▶ _Brief a_:
In the filter discussion, how many op amps does a 2nd order Sallen-Key filter require?

·····

It is absolutely essential that no frequency higher than half the sampling frequency gets to the input, otherwise you have aliasing, a severe problem pointed out earlier.

With no input filter at all, you must sample at twice the highest frequency in the input, then decimate and filter.

theswellylife:
Yes. I don't really have the time or space to build a high-order filter. Is there an opamp ic like the LM741 that would do the trick?

Thank you. I think I will got with the ISR approach.

EDIT. Thinking about it further, I don't think an ic would help the sharpness in drop off. Hopefully, I am wrong?

You can implement a 2nd order Sallen-Key filter with a single op amp that would roll off twice as quickly as an RC filter. The op amp would also allow you to set the input level to the A/D converter.

Without a very high order filter, you're going to have to sample at a higher rate where the filter has sufficiently attenuated the high frequency content of your source signal.

IIR filters are more computationally efficient than FIR filters, so that would be preferred unless you need linear phase or some other characteristic of the FIR filter. In either case, it will likely be more computationally efficient to implement the digital filter in two or more stages with decimation.

It seems to me that the FIR part of the project is well in hand, with the Matlab design.

For stripping the high-frequencies, I would not bother with anything more than a single-pole filter. Just crank up the sample rate until you can be absolutely sure that the nyquist frequency is completely covered by the analog filter. Even though you are looking for very low frequencies, there's not much penalty for using a high sample frequency. Either just use a large FIR filter to directly find the frequencies of interest or use a digital filter (of any sort) to strip the frequencies above the final sample rate's nyquist frequency before decimating.

My favourite reference on DSP: The Scientist and Engineer's Guide to
Digital Signal Processing
By Steven W. Smith, Ph.D.

My favourite FIR filter design tool: TFilter

Could you tell us the specifications of the filter you wish to implement? Both analogue and digital. Why?

Bandwidth - 1-3 Hz - OK. I presume -3dB points.

attenuation rate outside the passband in dB/octave.

Stopband attenuation.

Acceptable ripple.

Phase response.

Given that I may be able to suggest a solution. An analogue elliptic may be a good approach. What type does your digital filter implement? - given it's high order perhaps a Bessel....

is this an X-Y problem? ie are you asking a detail question on just a part of your perceived solution - which may not be optimal.

What does your overall project hope to achieve? There may be a better/easier way.

Allan

filter. Even though you are looking for very low frequencies, there's not much penalty for using a high sample frequency. Either just use a large FIR filter to directly find the frequencies of interest or use a digit

Well I would say their is a great penalty in using a higher sample rate, you have to compute the filter coefficients between each sample, with a lot like here it will define the maximum sample rate you can use

there's not much penalty for using a high sample frequency.

·····

▶ _Brief b_:
Reproduce the lines of data below from the first line through the line containing "series-layer: [282, 112, 1745, 1174]", swapping "ADU" for "Counts" and leaving everything else unchanged.

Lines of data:
·····

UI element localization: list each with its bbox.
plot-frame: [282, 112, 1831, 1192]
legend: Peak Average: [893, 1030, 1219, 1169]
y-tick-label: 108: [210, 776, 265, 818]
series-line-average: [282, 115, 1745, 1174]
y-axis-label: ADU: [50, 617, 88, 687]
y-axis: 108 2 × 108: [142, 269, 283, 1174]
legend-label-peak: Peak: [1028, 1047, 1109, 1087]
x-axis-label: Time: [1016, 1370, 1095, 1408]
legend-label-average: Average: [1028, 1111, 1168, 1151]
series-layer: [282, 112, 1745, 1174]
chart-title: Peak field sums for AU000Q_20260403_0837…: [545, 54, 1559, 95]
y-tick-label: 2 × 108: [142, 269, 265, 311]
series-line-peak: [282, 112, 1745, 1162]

·····

▶ _Exercise result a_:
A single op amp.

▶ _Exercise result b_:
UI element localization: list each with its bbox.
plot-frame: [282, 112, 1831, 1192]
legend: Peak Average: [893, 1030, 1219, 1169]
y-tick-label: 108: [210, 776, 265, 818]
series-line-average: [282, 115, 1745, 1174]
y-axis-label: Counts: [50, 617, 88, 687]
y-axis: 108 2 × 108: [142, 269, 283, 1174]
legend-label-peak: Peak: [1028, 1047, 1109, 1087]
x-axis-label: Time: [1016, 1370, 1095, 1408]
legend-label-average: Average: [1028, 1111, 1168, 1151]
series-layer: [282, 112, 1745, 1174]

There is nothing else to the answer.